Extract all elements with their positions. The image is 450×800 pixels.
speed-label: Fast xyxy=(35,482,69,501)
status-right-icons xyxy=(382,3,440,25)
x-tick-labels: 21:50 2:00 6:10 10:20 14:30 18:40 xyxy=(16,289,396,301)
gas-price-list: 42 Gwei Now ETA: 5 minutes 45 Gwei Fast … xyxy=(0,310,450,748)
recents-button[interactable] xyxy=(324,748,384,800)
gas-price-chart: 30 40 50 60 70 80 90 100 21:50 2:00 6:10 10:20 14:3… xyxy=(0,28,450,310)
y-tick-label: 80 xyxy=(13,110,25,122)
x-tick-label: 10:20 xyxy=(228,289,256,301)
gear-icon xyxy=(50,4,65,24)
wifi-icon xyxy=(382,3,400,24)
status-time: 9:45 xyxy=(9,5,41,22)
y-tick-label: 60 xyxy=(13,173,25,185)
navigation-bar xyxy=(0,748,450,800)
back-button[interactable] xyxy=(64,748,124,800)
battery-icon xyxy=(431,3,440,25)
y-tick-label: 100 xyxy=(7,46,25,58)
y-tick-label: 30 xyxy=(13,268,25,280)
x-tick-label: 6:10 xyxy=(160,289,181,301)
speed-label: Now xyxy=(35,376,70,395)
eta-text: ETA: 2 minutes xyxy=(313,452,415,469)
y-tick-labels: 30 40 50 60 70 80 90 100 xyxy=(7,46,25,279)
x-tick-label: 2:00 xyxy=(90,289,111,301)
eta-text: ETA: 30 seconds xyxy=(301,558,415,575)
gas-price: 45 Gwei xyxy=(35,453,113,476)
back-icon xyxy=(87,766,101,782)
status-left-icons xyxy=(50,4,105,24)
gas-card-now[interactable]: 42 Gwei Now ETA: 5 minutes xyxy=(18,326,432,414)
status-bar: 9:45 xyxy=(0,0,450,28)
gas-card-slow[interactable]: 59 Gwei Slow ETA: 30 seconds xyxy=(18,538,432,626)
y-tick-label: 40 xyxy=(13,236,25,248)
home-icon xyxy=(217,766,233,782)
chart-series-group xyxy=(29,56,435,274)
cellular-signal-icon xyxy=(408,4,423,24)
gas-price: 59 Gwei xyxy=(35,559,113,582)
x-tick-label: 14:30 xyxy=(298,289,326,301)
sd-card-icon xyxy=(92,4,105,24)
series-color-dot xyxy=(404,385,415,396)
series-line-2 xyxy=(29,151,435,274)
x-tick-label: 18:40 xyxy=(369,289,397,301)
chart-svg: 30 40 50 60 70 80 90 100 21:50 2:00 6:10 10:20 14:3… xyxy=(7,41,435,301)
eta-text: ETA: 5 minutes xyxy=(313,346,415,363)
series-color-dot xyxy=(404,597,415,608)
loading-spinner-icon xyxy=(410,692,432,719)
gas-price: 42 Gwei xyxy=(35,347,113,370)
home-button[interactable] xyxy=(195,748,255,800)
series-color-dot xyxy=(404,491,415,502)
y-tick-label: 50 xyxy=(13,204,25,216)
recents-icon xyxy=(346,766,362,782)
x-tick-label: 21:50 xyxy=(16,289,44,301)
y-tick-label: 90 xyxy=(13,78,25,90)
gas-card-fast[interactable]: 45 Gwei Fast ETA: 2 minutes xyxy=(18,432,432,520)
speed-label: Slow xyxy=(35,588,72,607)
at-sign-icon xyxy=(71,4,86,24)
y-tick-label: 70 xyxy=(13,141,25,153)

= = = = = = =

| TASK DIRECTIONS |
Return every line of the material above without changing a single character.

| ANSWER TO THIS PROBLEM |
Extract all elements with their positions. The image is 450×800 pixels.
speed-label: Fast xyxy=(35,482,69,501)
status-right-icons xyxy=(382,3,440,25)
x-tick-labels: 21:50 2:00 6:10 10:20 14:30 18:40 xyxy=(16,289,396,301)
gas-price-list: 42 Gwei Now ETA: 5 minutes 45 Gwei Fast … xyxy=(0,310,450,748)
recents-button[interactable] xyxy=(324,748,384,800)
gas-price-chart: 30 40 50 60 70 80 90 100 21:50 2:00 6:10 10:20 14:3… xyxy=(0,28,450,310)
y-tick-label: 80 xyxy=(13,110,25,122)
x-tick-label: 10:20 xyxy=(228,289,256,301)
gear-icon xyxy=(50,4,65,24)
wifi-icon xyxy=(382,3,400,24)
status-time: 9:45 xyxy=(9,5,41,22)
y-tick-label: 60 xyxy=(13,173,25,185)
navigation-bar xyxy=(0,748,450,800)
back-button[interactable] xyxy=(64,748,124,800)
battery-icon xyxy=(431,3,440,25)
y-tick-label: 100 xyxy=(7,46,25,58)
y-tick-label: 30 xyxy=(13,268,25,280)
x-tick-label: 6:10 xyxy=(160,289,181,301)
speed-label: Now xyxy=(35,376,70,395)
eta-text: ETA: 2 minutes xyxy=(313,452,415,469)
y-tick-labels: 30 40 50 60 70 80 90 100 xyxy=(7,46,25,279)
x-tick-label: 2:00 xyxy=(90,289,111,301)
eta-text: ETA: 30 seconds xyxy=(301,558,415,575)
gas-price: 45 Gwei xyxy=(35,453,113,476)
back-icon xyxy=(87,766,101,782)
status-left-icons xyxy=(50,4,105,24)
gas-card-now[interactable]: 42 Gwei Now ETA: 5 minutes xyxy=(18,326,432,414)
status-bar: 9:45 xyxy=(0,0,450,28)
gas-card-slow[interactable]: 59 Gwei Slow ETA: 30 seconds xyxy=(18,538,432,626)
y-tick-label: 40 xyxy=(13,236,25,248)
home-icon xyxy=(217,766,233,782)
chart-series-group xyxy=(29,56,435,274)
cellular-signal-icon xyxy=(408,4,423,24)
gas-price: 59 Gwei xyxy=(35,559,113,582)
x-tick-label: 14:30 xyxy=(298,289,326,301)
sd-card-icon xyxy=(92,4,105,24)
series-color-dot xyxy=(404,385,415,396)
series-line-2 xyxy=(29,151,435,274)
x-tick-label: 18:40 xyxy=(369,289,397,301)
chart-svg: 30 40 50 60 70 80 90 100 21:50 2:00 6:10 10:20 14:3… xyxy=(7,41,435,301)
eta-text: ETA: 5 minutes xyxy=(313,346,415,363)
series-color-dot xyxy=(404,597,415,608)
loading-spinner-icon xyxy=(410,692,432,719)
gas-price: 42 Gwei xyxy=(35,347,113,370)
home-button[interactable] xyxy=(195,748,255,800)
series-color-dot xyxy=(404,491,415,502)
y-tick-label: 50 xyxy=(13,204,25,216)
recents-icon xyxy=(346,766,362,782)
x-tick-label: 21:50 xyxy=(16,289,44,301)
y-tick-label: 90 xyxy=(13,78,25,90)
gas-card-fast[interactable]: 45 Gwei Fast ETA: 2 minutes xyxy=(18,432,432,520)
speed-label: Slow xyxy=(35,588,72,607)
at-sign-icon xyxy=(71,4,86,24)
y-tick-label: 70 xyxy=(13,141,25,153)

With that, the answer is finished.